# WORK TO COMPLETE
Repeat, line for line, the entries printed below.

*** RECORDS

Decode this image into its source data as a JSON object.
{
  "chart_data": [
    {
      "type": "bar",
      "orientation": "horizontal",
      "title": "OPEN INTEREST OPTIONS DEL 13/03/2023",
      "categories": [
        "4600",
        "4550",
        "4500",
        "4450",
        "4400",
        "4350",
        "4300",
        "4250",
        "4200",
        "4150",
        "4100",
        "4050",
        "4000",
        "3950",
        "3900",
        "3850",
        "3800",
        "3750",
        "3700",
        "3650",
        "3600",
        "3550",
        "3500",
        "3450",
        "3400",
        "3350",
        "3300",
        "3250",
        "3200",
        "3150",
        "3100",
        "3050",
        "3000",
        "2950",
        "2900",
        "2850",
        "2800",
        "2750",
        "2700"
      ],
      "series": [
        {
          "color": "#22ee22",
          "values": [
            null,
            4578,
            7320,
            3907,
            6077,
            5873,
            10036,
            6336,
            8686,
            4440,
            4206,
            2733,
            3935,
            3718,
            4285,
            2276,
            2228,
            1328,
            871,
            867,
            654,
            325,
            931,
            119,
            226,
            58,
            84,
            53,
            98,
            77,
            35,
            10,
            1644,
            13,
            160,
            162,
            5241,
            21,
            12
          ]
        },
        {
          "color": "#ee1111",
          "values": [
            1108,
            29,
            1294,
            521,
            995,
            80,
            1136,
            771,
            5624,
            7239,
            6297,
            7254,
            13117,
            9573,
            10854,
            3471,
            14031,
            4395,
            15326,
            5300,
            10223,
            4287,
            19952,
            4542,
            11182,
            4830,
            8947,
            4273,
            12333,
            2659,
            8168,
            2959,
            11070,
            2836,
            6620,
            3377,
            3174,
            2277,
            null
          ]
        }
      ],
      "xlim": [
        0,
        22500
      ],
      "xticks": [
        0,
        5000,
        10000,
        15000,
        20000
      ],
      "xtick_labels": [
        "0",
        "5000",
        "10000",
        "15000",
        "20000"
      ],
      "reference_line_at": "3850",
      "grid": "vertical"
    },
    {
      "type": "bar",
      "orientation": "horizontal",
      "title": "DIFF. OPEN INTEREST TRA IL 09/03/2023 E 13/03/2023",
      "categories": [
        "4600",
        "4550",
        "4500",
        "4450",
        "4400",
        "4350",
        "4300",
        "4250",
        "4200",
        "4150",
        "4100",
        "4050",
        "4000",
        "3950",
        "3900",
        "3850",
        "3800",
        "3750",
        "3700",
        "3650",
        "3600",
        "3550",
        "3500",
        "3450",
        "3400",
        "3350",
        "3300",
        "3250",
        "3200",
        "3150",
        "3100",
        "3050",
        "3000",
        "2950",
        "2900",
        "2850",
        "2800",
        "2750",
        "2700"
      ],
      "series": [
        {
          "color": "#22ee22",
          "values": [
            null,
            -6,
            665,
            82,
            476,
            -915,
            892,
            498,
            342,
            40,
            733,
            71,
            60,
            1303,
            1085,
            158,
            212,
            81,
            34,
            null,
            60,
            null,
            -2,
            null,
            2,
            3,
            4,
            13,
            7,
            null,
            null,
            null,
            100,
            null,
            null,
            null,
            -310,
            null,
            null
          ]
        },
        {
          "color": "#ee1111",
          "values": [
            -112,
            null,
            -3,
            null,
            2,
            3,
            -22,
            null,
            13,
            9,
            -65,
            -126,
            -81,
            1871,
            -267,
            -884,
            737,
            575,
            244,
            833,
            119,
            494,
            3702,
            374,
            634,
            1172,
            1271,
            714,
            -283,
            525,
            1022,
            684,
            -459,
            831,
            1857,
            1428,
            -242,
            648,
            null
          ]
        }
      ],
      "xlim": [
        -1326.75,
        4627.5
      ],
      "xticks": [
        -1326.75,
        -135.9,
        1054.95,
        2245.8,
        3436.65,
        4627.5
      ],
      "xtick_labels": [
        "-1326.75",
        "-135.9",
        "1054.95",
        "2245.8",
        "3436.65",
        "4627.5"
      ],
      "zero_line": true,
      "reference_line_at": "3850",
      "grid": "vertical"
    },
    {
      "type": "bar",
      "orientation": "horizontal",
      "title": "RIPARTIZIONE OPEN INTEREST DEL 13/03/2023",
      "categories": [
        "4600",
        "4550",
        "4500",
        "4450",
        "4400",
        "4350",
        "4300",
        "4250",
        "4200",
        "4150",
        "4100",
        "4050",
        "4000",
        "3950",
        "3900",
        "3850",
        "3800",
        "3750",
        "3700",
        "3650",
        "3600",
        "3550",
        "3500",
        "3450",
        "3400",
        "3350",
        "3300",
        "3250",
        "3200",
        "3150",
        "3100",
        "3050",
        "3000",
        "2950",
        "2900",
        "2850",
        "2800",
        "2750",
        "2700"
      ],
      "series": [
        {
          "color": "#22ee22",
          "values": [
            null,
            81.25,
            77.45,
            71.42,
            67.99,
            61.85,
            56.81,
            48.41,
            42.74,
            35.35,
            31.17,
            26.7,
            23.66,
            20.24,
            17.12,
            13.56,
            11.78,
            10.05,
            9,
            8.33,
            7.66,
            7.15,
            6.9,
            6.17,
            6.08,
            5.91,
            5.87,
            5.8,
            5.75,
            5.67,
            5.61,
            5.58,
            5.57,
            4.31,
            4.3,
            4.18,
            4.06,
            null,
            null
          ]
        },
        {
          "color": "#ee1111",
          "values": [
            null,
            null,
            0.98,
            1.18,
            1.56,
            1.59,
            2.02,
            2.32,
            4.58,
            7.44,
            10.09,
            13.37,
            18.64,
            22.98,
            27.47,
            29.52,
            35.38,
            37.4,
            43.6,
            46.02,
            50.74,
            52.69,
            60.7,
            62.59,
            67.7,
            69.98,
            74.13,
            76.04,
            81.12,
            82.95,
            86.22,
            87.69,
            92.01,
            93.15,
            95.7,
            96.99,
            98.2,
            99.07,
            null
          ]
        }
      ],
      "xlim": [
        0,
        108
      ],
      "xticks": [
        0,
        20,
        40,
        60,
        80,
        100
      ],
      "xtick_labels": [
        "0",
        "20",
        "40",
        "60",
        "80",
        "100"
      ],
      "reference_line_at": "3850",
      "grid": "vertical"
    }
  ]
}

******

# WRITTEN RESPONSE
Decode this image into its source data as a JSON object.
{
  "chart_data": [
    {
      "type": "bar",
      "orientation": "horizontal",
      "title": "OPEN INTEREST OPTIONS DEL 13/03/2023",
      "categories": [
        "4600",
        "4550",
        "4500",
        "4450",
        "4400",
        "4350",
        "4300",
        "4250",
        "4200",
        "4150",
        "4100",
        "4050",
        "4000",
        "3950",
        "3900",
        "3850",
        "3800",
        "3750",
        "3700",
        "3650",
        "3600",
        "3550",
        "3500",
        "3450",
        "3400",
        "3350",
        "3300",
        "3250",
        "3200",
        "3150",
        "3100",
        "3050",
        "3000",
        "2950",
        "2900",
        "2850",
        "2800",
        "2750",
        "2700"
      ],
      "series": [
        {
          "color": "#22ee22",
          "values": [
            null,
            4578,
            7320,
            3907,
            6077,
            5873,
            10036,
            6336,
            8686,
            4440,
            4206,
            2733,
            3935,
            3718,
            4285,
            2276,
            2228,
            1328,
            871,
            867,
            654,
            325,
            931,
            119,
            226,
            58,
            84,
            53,
            98,
            77,
            35,
            10,
            1644,
            13,
            160,
            162,
            5241,
            21,
            12
          ]
        },
        {
          "color": "#ee1111",
          "values": [
            1108,
            29,
            1294,
            521,
            995,
            80,
            1136,
            771,
            5624,
            7239,
            6297,
            7254,
            13117,
            9573,
            10854,
            3471,
            14031,
            4395,
            15326,
            5300,
            10223,
            4287,
            19952,
            4542,
            11182,
            4830,
            8947,
            4273,
            12333,
            2659,
            8168,
            2959,
            11070,
            2836,
            6620,
            3377,
            3174,
            2277,
            null
          ]
        }
      ],
      "xlim": [
        0,
        22500
      ],
      "xticks": [
        0,
        5000,
        10000,
        15000,
        20000
      ],
      "xtick_labels": [
        "0",
        "5000",
        "10000",
        "15000",
        "20000"
      ],
      "reference_line_at": "3850",
      "grid": "vertical"
    },
    {
      "type": "bar",
      "orientation": "horizontal",
      "title": "DIFF. OPEN INTEREST TRA IL 09/03/2023 E 13/03/2023",
      "categories": [
        "4600",
        "4550",
        "4500",
        "4450",
        "4400",
        "4350",
        "4300",
        "4250",
        "4200",
        "4150",
        "4100",
        "4050",
        "4000",
        "3950",
        "3900",
        "3850",
        "3800",
        "3750",
        "3700",
        "3650",
        "3600",
        "3550",
        "3500",
        "3450",
        "3400",
        "3350",
        "3300",
        "3250",
        "3200",
        "3150",
        "3100",
        "3050",
        "3000",
        "2950",
        "2900",
        "2850",
        "2800",
        "2750",
        "2700"
      ],
      "series": [
        {
          "color": "#22ee22",
          "values": [
            null,
            -6,
            665,
            82,
            476,
            -915,
            892,
            498,
            342,
            40,
            733,
            71,
            60,
            1303,
            1085,
            158,
            212,
            81,
            34,
            null,
            60,
            null,
            -2,
            null,
            2,
            3,
            4,
            13,
            7,
            null,
            null,
            null,
            100,
            null,
            null,
            null,
            -310,
            null,
            null
          ]
        },
        {
          "color": "#ee1111",
          "values": [
            -112,
            null,
            -3,
            null,
            2,
            3,
            -22,
            null,
            13,
            9,
            -65,
            -126,
            -81,
            1871,
            -267,
            -884,
            737,
            575,
            244,
            833,
            119,
            494,
            3702,
            374,
            634,
            1172,
            1271,
            714,
            -283,
            525,
            1022,
            684,
            -459,
            831,
            1857,
            1428,
            -242,
            648,
            null
          ]
        }
      ],
      "xlim": [
        -1326.75,
        4627.5
      ],
      "xticks": [
        -1326.75,
        -135.9,
        1054.95,
        2245.8,
        3436.65,
        4627.5
      ],
      "xtick_labels": [
        "-1326.75",
        "-135.9",
        "1054.95",
        "2245.8",
        "3436.65",
        "4627.5"
      ],
      "zero_line": true,
      "reference_line_at": "3850",
      "grid": "vertical"
    },
    {
      "type": "bar",
      "orientation": "horizontal",
      "title": "RIPARTIZIONE OPEN INTEREST DEL 13/03/2023",
      "categories": [
        "4600",
        "4550",
        "4500",
        "4450",
        "4400",
        "4350",
        "4300",
        "4250",
        "4200",
        "4150",
        "4100",
        "4050",
        "4000",
        "3950",
        "3900",
        "3850",
        "3800",
        "3750",
        "3700",
        "3650",
        "3600",
        "3550",
        "3500",
        "3450",
        "3400",
        "3350",
        "3300",
        "3250",
        "3200",
        "3150",
        "3100",
        "3050",
        "3000",
        "2950",
        "2900",
        "2850",
        "2800",
        "2750",
        "2700"
      ],
      "series": [
        {
          "color": "#22ee22",
          "values": [
            null,
            81.25,
            77.45,
            71.42,
            67.99,
            61.85,
            56.81,
            48.41,
            42.74,
            35.35,
            31.17,
            26.7,
            23.66,
            20.24,
            17.12,
            13.56,
            11.78,
            10.05,
            9,
            8.33,
            7.66,
            7.15,
            6.9,
            6.17,
            6.08,
            5.91,
            5.87,
            5.8,
            5.75,
            5.67,
            5.61,
            5.58,
            5.57,
            4.31,
            4.3,
            4.18,
            4.06,
            null,
            null
          ]
        },
        {
          "color": "#ee1111",
          "values": [
            null,
            null,
            0.98,
            1.18,
            1.56,
            1.59,
            2.02,
            2.32,
            4.58,
            7.44,
            10.09,
            13.37,
            18.64,
            22.98,
            27.47,
            29.52,
            35.38,
            37.4,
            43.6,
            46.02,
            50.74,
            52.69,
            60.7,
            62.59,
            67.7,
            69.98,
            74.13,
            76.04,
            81.12,
            82.95,
            86.22,
            87.69,
            92.01,
            93.15,
            95.7,
            96.99,
            98.2,
            99.07,
            null
          ]
        }
      ],
      "xlim": [
        0,
        108
      ],
      "xticks": [
        0,
        20,
        40,
        60,
        80,
        100
      ],
      "xtick_labels": [
        "0",
        "20",
        "40",
        "60",
        "80",
        "100"
      ],
      "reference_line_at": "3850",
      "grid": "vertical"
    }
  ]
}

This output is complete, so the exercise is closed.